• [TO DO]
Copy the listing below in full and skip every picture.

• [THE INPUT]
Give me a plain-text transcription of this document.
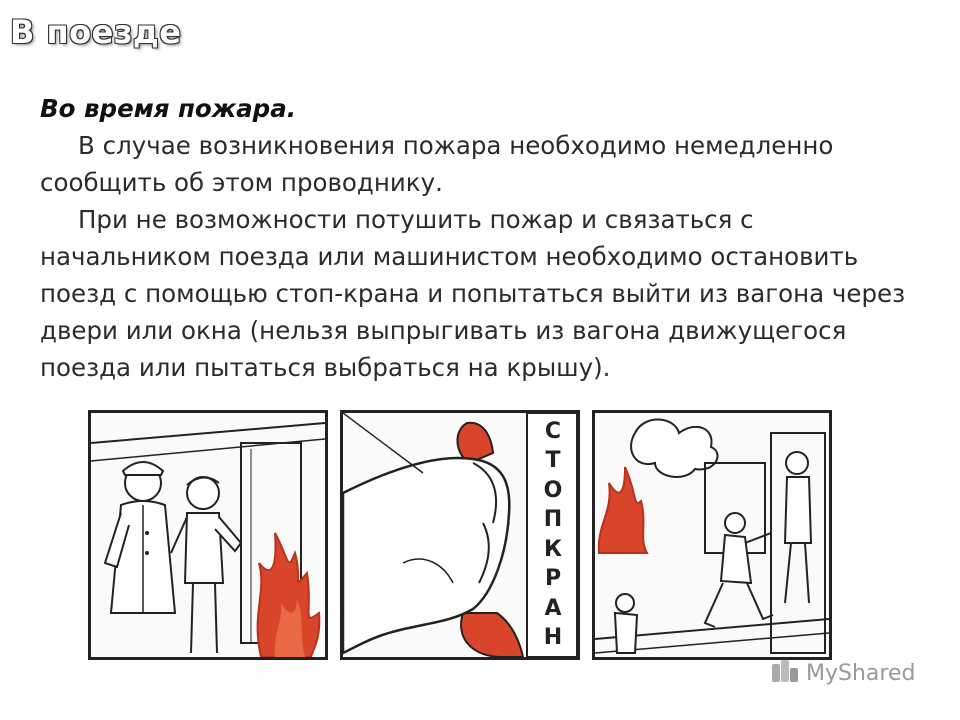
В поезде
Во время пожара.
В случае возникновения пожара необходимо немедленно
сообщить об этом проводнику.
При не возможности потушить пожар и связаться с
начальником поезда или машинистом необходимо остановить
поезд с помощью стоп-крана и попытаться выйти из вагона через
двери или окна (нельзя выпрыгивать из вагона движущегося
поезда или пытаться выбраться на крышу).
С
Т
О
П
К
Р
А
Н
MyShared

• [SOLUTION FOR THIS TASK]
Give me a plain-text transcription of this document.
В поезде
Во время пожара.
В случае возникновения пожара необходимо немедленно
сообщить об этом проводнику.
При не возможности потушить пожар и связаться с
начальником поезда или машинистом необходимо остановить
поезд с помощью стоп-крана и попытаться выйти из вагона через
двери или окна (нельзя выпрыгивать из вагона движущегося
поезда или пытаться выбраться на крышу).
С
Т
О
П
К
Р
А
Н
MyShared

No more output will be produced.